▼
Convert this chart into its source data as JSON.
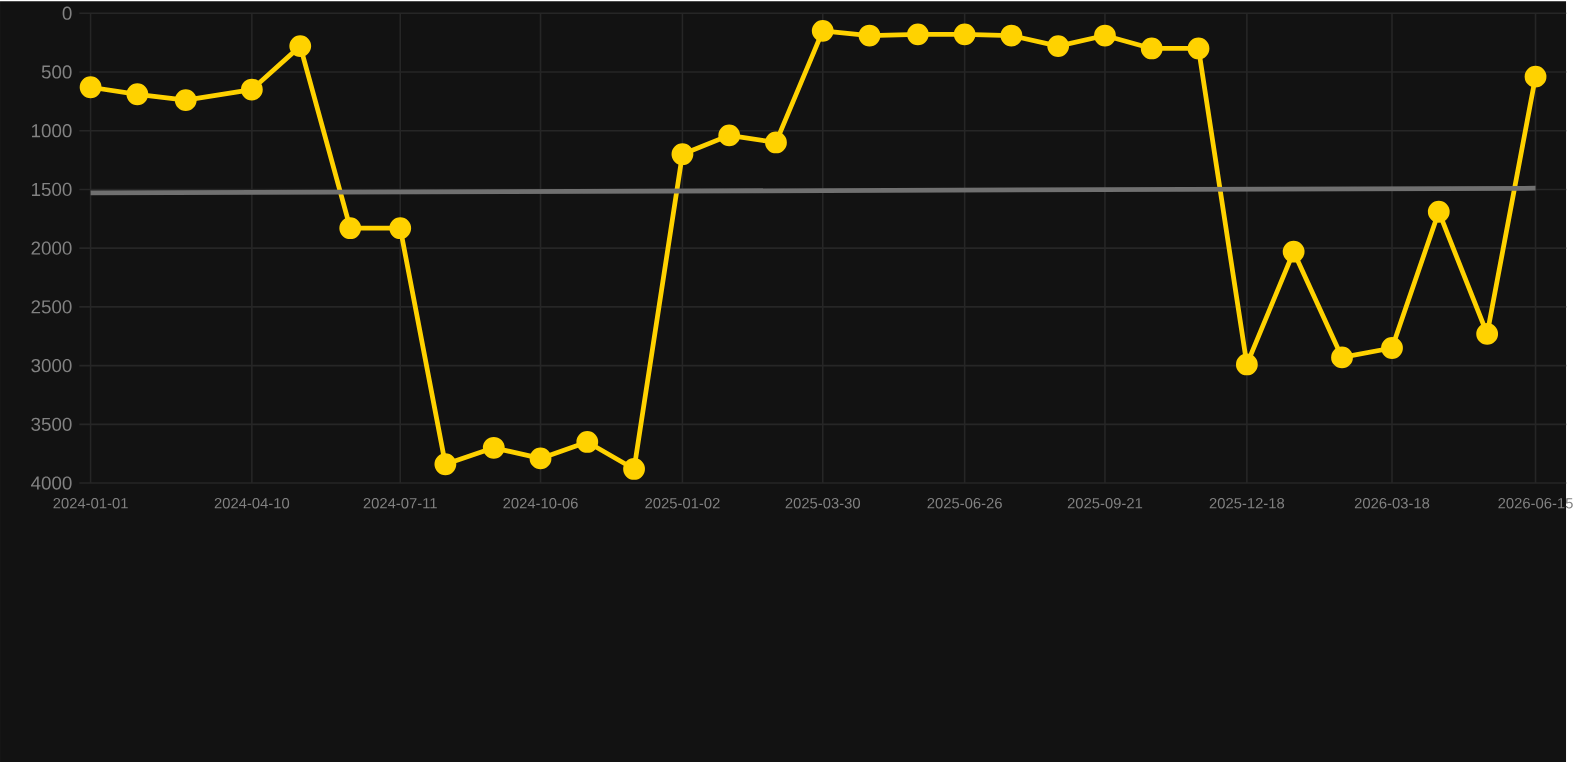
{
  "chart_data": {
    "type": "line",
    "x": [
      "2024-01-01",
      "2024-01-30",
      "2024-02-29",
      "2024-04-10",
      "2024-05-10",
      "2024-06-10",
      "2024-07-11",
      "2024-08-08",
      "2024-09-07",
      "2024-10-06",
      "2024-11-04",
      "2024-12-03",
      "2025-01-02",
      "2025-01-31",
      "2025-03-01",
      "2025-03-30",
      "2025-04-28",
      "2025-05-28",
      "2025-06-26",
      "2025-07-25",
      "2025-08-23",
      "2025-09-21",
      "2025-10-20",
      "2025-11-18",
      "2025-12-18",
      "2026-01-16",
      "2026-02-15",
      "2026-03-18",
      "2026-04-16",
      "2026-05-16",
      "2026-06-15"
    ],
    "series": [
      {
        "color": "#ffd200",
        "marker": "circle",
        "values": [
          630,
          690,
          740,
          650,
          280,
          1830,
          1830,
          3840,
          3700,
          3790,
          3650,
          3880,
          1200,
          1040,
          1100,
          150,
          190,
          180,
          180,
          190,
          280,
          190,
          300,
          300,
          2990,
          2030,
          2930,
          2850,
          1690,
          2730,
          540
        ]
      },
      {
        "type": "line",
        "color": "#707070",
        "marker": "none",
        "x": [
          "2024-01-01",
          "2026-06-15"
        ],
        "values": [
          1530,
          1490
        ]
      }
    ],
    "xlim": [
      "2023-12-25",
      "2026-07-04"
    ],
    "xticks": [
      "2024-01-01",
      "2024-04-10",
      "2024-07-11",
      "2024-10-06",
      "2025-01-02",
      "2025-03-30",
      "2025-06-26",
      "2025-09-21",
      "2025-12-18",
      "2026-03-18",
      "2026-06-15"
    ],
    "ylim": [
      4000,
      0
    ],
    "yticks": [
      0,
      500,
      1000,
      1500,
      2000,
      2500,
      3000,
      3500,
      4000
    ],
    "grid": true,
    "line_style": "solid"
  }
}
▲
▶ Task instructions
Print the complete listing exactly, apart from any pictures.

▶ Answer to the problem
Convert this chart into its source data as JSON.
{
  "chart_data": {
    "type": "line",
    "x": [
      "2024-01-01",
      "2024-01-30",
      "2024-02-29",
      "2024-04-10",
      "2024-05-10",
      "2024-06-10",
      "2024-07-11",
      "2024-08-08",
      "2024-09-07",
      "2024-10-06",
      "2024-11-04",
      "2024-12-03",
      "2025-01-02",
      "2025-01-31",
      "2025-03-01",
      "2025-03-30",
      "2025-04-28",
      "2025-05-28",
      "2025-06-26",
      "2025-07-25",
      "2025-08-23",
      "2025-09-21",
      "2025-10-20",
      "2025-11-18",
      "2025-12-18",
      "2026-01-16",
      "2026-02-15",
      "2026-03-18",
      "2026-04-16",
      "2026-05-16",
      "2026-06-15"
    ],
    "series": [
      {
        "color": "#ffd200",
        "marker": "circle",
        "values": [
          630,
          690,
          740,
          650,
          280,
          1830,
          1830,
          3840,
          3700,
          3790,
          3650,
          3880,
          1200,
          1040,
          1100,
          150,
          190,
          180,
          180,
          190,
          280,
          190,
          300,
          300,
          2990,
          2030,
          2930,
          2850,
          1690,
          2730,
          540
        ]
      },
      {
        "type": "line",
        "color": "#707070",
        "marker": "none",
        "x": [
          "2024-01-01",
          "2026-06-15"
        ],
        "values": [
          1530,
          1490
        ]
      }
    ],
    "xlim": [
      "2023-12-25",
      "2026-07-04"
    ],
    "xticks": [
      "2024-01-01",
      "2024-04-10",
      "2024-07-11",
      "2024-10-06",
      "2025-01-02",
      "2025-03-30",
      "2025-06-26",
      "2025-09-21",
      "2025-12-18",
      "2026-03-18",
      "2026-06-15"
    ],
    "ylim": [
      4000,
      0
    ],
    "yticks": [
      0,
      500,
      1000,
      1500,
      2000,
      2500,
      3000,
      3500,
      4000
    ],
    "grid": true,
    "line_style": "solid"
  }
}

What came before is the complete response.